### EXERCISE DETAILS:
Once the pictures are removed, restate the data below word for word.

--- EXCERPTED RECORDS Enclosed Below ---

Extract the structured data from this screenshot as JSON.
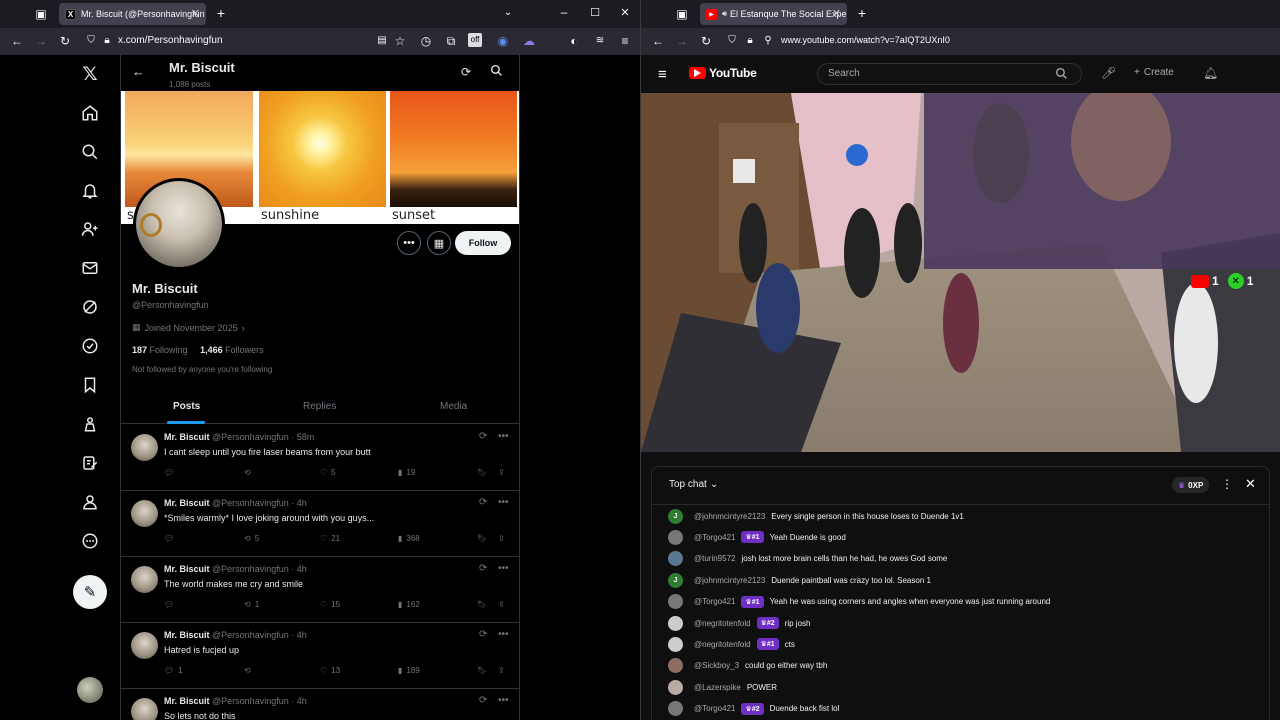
{
  "left_browser": {
    "tab_title": "Mr. Biscuit (@Personhavingfun",
    "url": "x.com/Personhavingfun"
  },
  "right_browser": {
    "tab_title": "El Estanque The Social Expe",
    "url": "www.youtube.com/watch?v=7aIQT2UXnI0"
  },
  "x": {
    "header_name": "Mr. Biscuit",
    "header_posts": "1,088 posts",
    "banner_captions": [
      "s",
      "sunshine",
      "sunset"
    ],
    "display_name": "Mr. Biscuit",
    "handle": "@Personhavingfun",
    "joined": "Joined November 2025",
    "following_count": "187",
    "following_label": "Following",
    "followers_count": "1,466",
    "followers_label": "Followers",
    "not_followed": "Not followed by anyone you're following",
    "follow_label": "Follow",
    "tabs": [
      "Posts",
      "Replies",
      "Media"
    ],
    "posts": [
      {
        "name": "Mr. Biscuit",
        "meta": "@Personhavingfun · 58m",
        "text": "I cant sleep until you fire laser beams from your butt",
        "replies": "",
        "reposts": "",
        "likes": "5",
        "views": "19"
      },
      {
        "name": "Mr. Biscuit",
        "meta": "@Personhavingfun · 4h",
        "text": "*Smiles warmly* I love joking around with you guys...",
        "replies": "",
        "reposts": "5",
        "likes": "21",
        "views": "368"
      },
      {
        "name": "Mr. Biscuit",
        "meta": "@Personhavingfun · 4h",
        "text": "The world makes me cry and smile",
        "replies": "",
        "reposts": "1",
        "likes": "15",
        "views": "162"
      },
      {
        "name": "Mr. Biscuit",
        "meta": "@Personhavingfun · 4h",
        "text": "Hatred is fucjed up",
        "replies": "1",
        "reposts": "",
        "likes": "13",
        "views": "169"
      },
      {
        "name": "Mr. Biscuit",
        "meta": "@Personhavingfun · 4h",
        "text": "So lets not do this",
        "replies": "",
        "reposts": "",
        "likes": "",
        "views": ""
      }
    ]
  },
  "youtube": {
    "logo_text": "YouTube",
    "search_placeholder": "Search",
    "create_label": "Create",
    "overlay_counts": [
      "1",
      "1"
    ],
    "chat_mode": "Top chat",
    "points_badge": "0XP",
    "messages": [
      {
        "author": "@johnmcintyre2123",
        "badge": "",
        "text": "Every single person in this house loses to Duende 1v1",
        "avatar_color": "#2e7d32",
        "initial": "J"
      },
      {
        "author": "@Torgo421",
        "badge": "#1",
        "text": "Yeah Duende is good",
        "avatar_color": "#777777",
        "initial": ""
      },
      {
        "author": "@turin9572",
        "badge": "",
        "text": "josh lost more brain cells than he had, he owes God some",
        "avatar_color": "#5c7890",
        "initial": ""
      },
      {
        "author": "@johnmcintyre2123",
        "badge": "",
        "text": "Duende paintball was crazy too lol. Season 1",
        "avatar_color": "#2e7d32",
        "initial": "J"
      },
      {
        "author": "@Torgo421",
        "badge": "#1",
        "text": "Yeah he was using corners and angles when everyone was just running around",
        "avatar_color": "#777777",
        "initial": ""
      },
      {
        "author": "@negritotenfold",
        "badge": "#2",
        "text": "rip josh",
        "avatar_color": "#cccccc",
        "initial": ""
      },
      {
        "author": "@negritotenfold",
        "badge": "#1",
        "text": "cts",
        "avatar_color": "#cccccc",
        "initial": ""
      },
      {
        "author": "@Sickboy_3",
        "badge": "",
        "text": "could go either way tbh",
        "avatar_color": "#8d6e63",
        "initial": ""
      },
      {
        "author": "@Lazerspike",
        "badge": "",
        "text": "POWER",
        "avatar_color": "#bcaaa4",
        "initial": ""
      },
      {
        "author": "@Torgo421",
        "badge": "#2",
        "text": "Duende back fist lol",
        "avatar_color": "#777777",
        "initial": ""
      }
    ]
  }
}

--- End of Enclosed EXCERPTED RECORDS ---

### RESULT:
Extract the structured data from this screenshot as JSON.
{
  "left_browser": {
    "tab_title": "Mr. Biscuit (@Personhavingfun",
    "url": "x.com/Personhavingfun"
  },
  "right_browser": {
    "tab_title": "El Estanque The Social Expe",
    "url": "www.youtube.com/watch?v=7aIQT2UXnI0"
  },
  "x": {
    "header_name": "Mr. Biscuit",
    "header_posts": "1,088 posts",
    "banner_captions": [
      "s",
      "sunshine",
      "sunset"
    ],
    "display_name": "Mr. Biscuit",
    "handle": "@Personhavingfun",
    "joined": "Joined November 2025",
    "following_count": "187",
    "following_label": "Following",
    "followers_count": "1,466",
    "followers_label": "Followers",
    "not_followed": "Not followed by anyone you're following",
    "follow_label": "Follow",
    "tabs": [
      "Posts",
      "Replies",
      "Media"
    ],
    "posts": [
      {
        "name": "Mr. Biscuit",
        "meta": "@Personhavingfun · 58m",
        "text": "I cant sleep until you fire laser beams from your butt",
        "replies": "",
        "reposts": "",
        "likes": "5",
        "views": "19"
      },
      {
        "name": "Mr. Biscuit",
        "meta": "@Personhavingfun · 4h",
        "text": "*Smiles warmly* I love joking around with you guys...",
        "replies": "",
        "reposts": "5",
        "likes": "21",
        "views": "368"
      },
      {
        "name": "Mr. Biscuit",
        "meta": "@Personhavingfun · 4h",
        "text": "The world makes me cry and smile",
        "replies": "",
        "reposts": "1",
        "likes": "15",
        "views": "162"
      },
      {
        "name": "Mr. Biscuit",
        "meta": "@Personhavingfun · 4h",
        "text": "Hatred is fucjed up",
        "replies": "1",
        "reposts": "",
        "likes": "13",
        "views": "169"
      },
      {
        "name": "Mr. Biscuit",
        "meta": "@Personhavingfun · 4h",
        "text": "So lets not do this",
        "replies": "",
        "reposts": "",
        "likes": "",
        "views": ""
      }
    ]
  },
  "youtube": {
    "logo_text": "YouTube",
    "search_placeholder": "Search",
    "create_label": "Create",
    "overlay_counts": [
      "1",
      "1"
    ],
    "chat_mode": "Top chat",
    "points_badge": "0XP",
    "messages": [
      {
        "author": "@johnmcintyre2123",
        "badge": "",
        "text": "Every single person in this house loses to Duende 1v1",
        "avatar_color": "#2e7d32",
        "initial": "J"
      },
      {
        "author": "@Torgo421",
        "badge": "#1",
        "text": "Yeah Duende is good",
        "avatar_color": "#777777",
        "initial": ""
      },
      {
        "author": "@turin9572",
        "badge": "",
        "text": "josh lost more brain cells than he had, he owes God some",
        "avatar_color": "#5c7890",
        "initial": ""
      },
      {
        "author": "@johnmcintyre2123",
        "badge": "",
        "text": "Duende paintball was crazy too lol. Season 1",
        "avatar_color": "#2e7d32",
        "initial": "J"
      },
      {
        "author": "@Torgo421",
        "badge": "#1",
        "text": "Yeah he was using corners and angles when everyone was just running around",
        "avatar_color": "#777777",
        "initial": ""
      },
      {
        "author": "@negritotenfold",
        "badge": "#2",
        "text": "rip josh",
        "avatar_color": "#cccccc",
        "initial": ""
      },
      {
        "author": "@negritotenfold",
        "badge": "#1",
        "text": "cts",
        "avatar_color": "#cccccc",
        "initial": ""
      },
      {
        "author": "@Sickboy_3",
        "badge": "",
        "text": "could go either way tbh",
        "avatar_color": "#8d6e63",
        "initial": ""
      },
      {
        "author": "@Lazerspike",
        "badge": "",
        "text": "POWER",
        "avatar_color": "#bcaaa4",
        "initial": ""
      },
      {
        "author": "@Torgo421",
        "badge": "#2",
        "text": "Duende back fist lol",
        "avatar_color": "#777777",
        "initial": ""
      }
    ]
  }
}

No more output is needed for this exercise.